#### [Given instruction]
Write out the material below again, unchanged.

((

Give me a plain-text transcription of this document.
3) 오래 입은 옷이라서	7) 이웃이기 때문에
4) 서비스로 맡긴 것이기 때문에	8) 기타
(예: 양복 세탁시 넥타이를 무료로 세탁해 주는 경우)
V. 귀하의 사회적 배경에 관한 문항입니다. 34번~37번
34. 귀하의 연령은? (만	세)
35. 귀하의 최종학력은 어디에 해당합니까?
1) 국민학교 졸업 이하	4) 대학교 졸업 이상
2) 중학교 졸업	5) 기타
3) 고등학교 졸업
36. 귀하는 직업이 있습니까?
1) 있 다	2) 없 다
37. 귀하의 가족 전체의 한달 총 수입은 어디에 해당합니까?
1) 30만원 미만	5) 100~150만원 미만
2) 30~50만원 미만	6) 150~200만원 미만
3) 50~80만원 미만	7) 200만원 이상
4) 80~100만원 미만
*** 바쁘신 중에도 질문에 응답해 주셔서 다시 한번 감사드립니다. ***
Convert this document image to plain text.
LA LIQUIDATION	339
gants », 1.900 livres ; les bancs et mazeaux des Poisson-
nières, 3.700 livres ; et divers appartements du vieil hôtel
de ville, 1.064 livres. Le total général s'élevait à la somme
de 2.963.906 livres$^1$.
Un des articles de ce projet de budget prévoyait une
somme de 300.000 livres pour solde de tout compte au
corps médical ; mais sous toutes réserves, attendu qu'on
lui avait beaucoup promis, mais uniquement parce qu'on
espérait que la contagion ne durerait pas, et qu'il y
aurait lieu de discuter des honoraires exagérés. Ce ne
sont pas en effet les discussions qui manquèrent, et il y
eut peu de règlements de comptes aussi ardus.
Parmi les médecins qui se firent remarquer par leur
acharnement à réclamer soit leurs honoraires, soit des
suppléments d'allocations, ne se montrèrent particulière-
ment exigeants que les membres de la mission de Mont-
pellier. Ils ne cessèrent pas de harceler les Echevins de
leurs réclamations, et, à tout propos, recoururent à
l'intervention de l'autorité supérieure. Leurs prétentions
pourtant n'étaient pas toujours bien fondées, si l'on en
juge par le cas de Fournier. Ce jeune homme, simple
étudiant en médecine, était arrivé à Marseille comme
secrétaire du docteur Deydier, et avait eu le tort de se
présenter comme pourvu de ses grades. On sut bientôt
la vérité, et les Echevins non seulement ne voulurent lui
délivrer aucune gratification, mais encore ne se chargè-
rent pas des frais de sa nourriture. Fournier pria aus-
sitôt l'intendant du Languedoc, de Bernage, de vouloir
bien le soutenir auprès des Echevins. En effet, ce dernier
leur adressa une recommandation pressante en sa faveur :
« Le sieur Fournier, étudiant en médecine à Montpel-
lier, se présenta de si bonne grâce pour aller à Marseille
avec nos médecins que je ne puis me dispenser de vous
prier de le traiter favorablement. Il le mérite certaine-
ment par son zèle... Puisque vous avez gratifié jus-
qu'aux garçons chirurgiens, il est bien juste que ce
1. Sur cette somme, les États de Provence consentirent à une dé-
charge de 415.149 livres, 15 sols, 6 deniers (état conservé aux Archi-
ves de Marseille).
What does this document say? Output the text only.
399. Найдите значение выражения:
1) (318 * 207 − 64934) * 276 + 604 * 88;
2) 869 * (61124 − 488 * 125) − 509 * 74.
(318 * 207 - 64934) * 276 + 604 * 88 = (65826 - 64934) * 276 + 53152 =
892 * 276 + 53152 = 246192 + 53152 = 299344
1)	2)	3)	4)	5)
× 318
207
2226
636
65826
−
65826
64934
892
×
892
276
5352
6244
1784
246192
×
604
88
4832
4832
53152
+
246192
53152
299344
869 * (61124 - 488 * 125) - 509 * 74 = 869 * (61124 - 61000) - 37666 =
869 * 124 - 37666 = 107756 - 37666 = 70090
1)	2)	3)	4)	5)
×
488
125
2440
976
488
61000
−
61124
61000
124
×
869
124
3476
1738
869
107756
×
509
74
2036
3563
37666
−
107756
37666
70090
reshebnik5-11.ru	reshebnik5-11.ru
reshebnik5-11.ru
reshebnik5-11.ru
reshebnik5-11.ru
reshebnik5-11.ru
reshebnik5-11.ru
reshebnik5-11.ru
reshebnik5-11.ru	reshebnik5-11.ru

))

#### [Response to the exercise]
Give me a plain-text transcription of this document.
3) 오래 입은 옷이라서	7) 이웃이기 때문에
4) 서비스로 맡긴 것이기 때문에	8) 기타
(예: 양복 세탁시 넥타이를 무료로 세탁해 주는 경우)
V. 귀하의 사회적 배경에 관한 문항입니다. 34번~37번
34. 귀하의 연령은? (만	세)
35. 귀하의 최종학력은 어디에 해당합니까?
1) 국민학교 졸업 이하	4) 대학교 졸업 이상
2) 중학교 졸업	5) 기타
3) 고등학교 졸업
36. 귀하는 직업이 있습니까?
1) 있 다	2) 없 다
37. 귀하의 가족 전체의 한달 총 수입은 어디에 해당합니까?
1) 30만원 미만	5) 100~150만원 미만
2) 30~50만원 미만	6) 150~200만원 미만
3) 50~80만원 미만	7) 200만원 이상
4) 80~100만원 미만
*** 바쁘신 중에도 질문에 응답해 주셔서 다시 한번 감사드립니다. ***
Convert this document image to plain text.
LA LIQUIDATION	339
gants », 1.900 livres ; les bancs et mazeaux des Poisson-
nières, 3.700 livres ; et divers appartements du vieil hôtel
de ville, 1.064 livres. Le total général s'élevait à la somme
de 2.963.906 livres$^1$.
Un des articles de ce projet de budget prévoyait une
somme de 300.000 livres pour solde de tout compte au
corps médical ; mais sous toutes réserves, attendu qu'on
lui avait beaucoup promis, mais uniquement parce qu'on
espérait que la contagion ne durerait pas, et qu'il y
aurait lieu de discuter des honoraires exagérés. Ce ne
sont pas en effet les discussions qui manquèrent, et il y
eut peu de règlements de comptes aussi ardus.
Parmi les médecins qui se firent remarquer par leur
acharnement à réclamer soit leurs honoraires, soit des
suppléments d'allocations, ne se montrèrent particulière-
ment exigeants que les membres de la mission de Mont-
pellier. Ils ne cessèrent pas de harceler les Echevins de
leurs réclamations, et, à tout propos, recoururent à
l'intervention de l'autorité supérieure. Leurs prétentions
pourtant n'étaient pas toujours bien fondées, si l'on en
juge par le cas de Fournier. Ce jeune homme, simple
étudiant en médecine, était arrivé à Marseille comme
secrétaire du docteur Deydier, et avait eu le tort de se
présenter comme pourvu de ses grades. On sut bientôt
la vérité, et les Echevins non seulement ne voulurent lui
délivrer aucune gratification, mais encore ne se chargè-
rent pas des frais de sa nourriture. Fournier pria aus-
sitôt l'intendant du Languedoc, de Bernage, de vouloir
bien le soutenir auprès des Echevins. En effet, ce dernier
leur adressa une recommandation pressante en sa faveur :
« Le sieur Fournier, étudiant en médecine à Montpel-
lier, se présenta de si bonne grâce pour aller à Marseille
avec nos médecins que je ne puis me dispenser de vous
prier de le traiter favorablement. Il le mérite certaine-
ment par son zèle... Puisque vous avez gratifié jus-
qu'aux garçons chirurgiens, il est bien juste que ce
1. Sur cette somme, les États de Provence consentirent à une dé-
charge de 415.149 livres, 15 sols, 6 deniers (état conservé aux Archi-
ves de Marseille).
What does this document say? Output the text only.
399. Найдите значение выражения:
1) (318 * 207 − 64934) * 276 + 604 * 88;
2) 869 * (61124 − 488 * 125) − 509 * 74.
(318 * 207 - 64934) * 276 + 604 * 88 = (65826 - 64934) * 276 + 53152 =
892 * 276 + 53152 = 246192 + 53152 = 299344
1)	2)	3)	4)	5)
× 318
207
2226
636
65826
−
65826
64934
892
×
892
276
5352
6244
1784
246192
×
604
88
4832
4832
53152
+
246192
53152
299344
869 * (61124 - 488 * 125) - 509 * 74 = 869 * (61124 - 61000) - 37666 =
869 * 124 - 37666 = 107756 - 37666 = 70090
1)	2)	3)	4)	5)
×
488
125
2440
976
488
61000
−
61124
61000
124
×
869
124
3476
1738
869
107756
×
509
74
2036
3563
37666
−
107756
37666
70090
reshebnik5-11.ru	reshebnik5-11.ru
reshebnik5-11.ru
reshebnik5-11.ru
reshebnik5-11.ru
reshebnik5-11.ru
reshebnik5-11.ru
reshebnik5-11.ru
reshebnik5-11.ru	reshebnik5-11.ru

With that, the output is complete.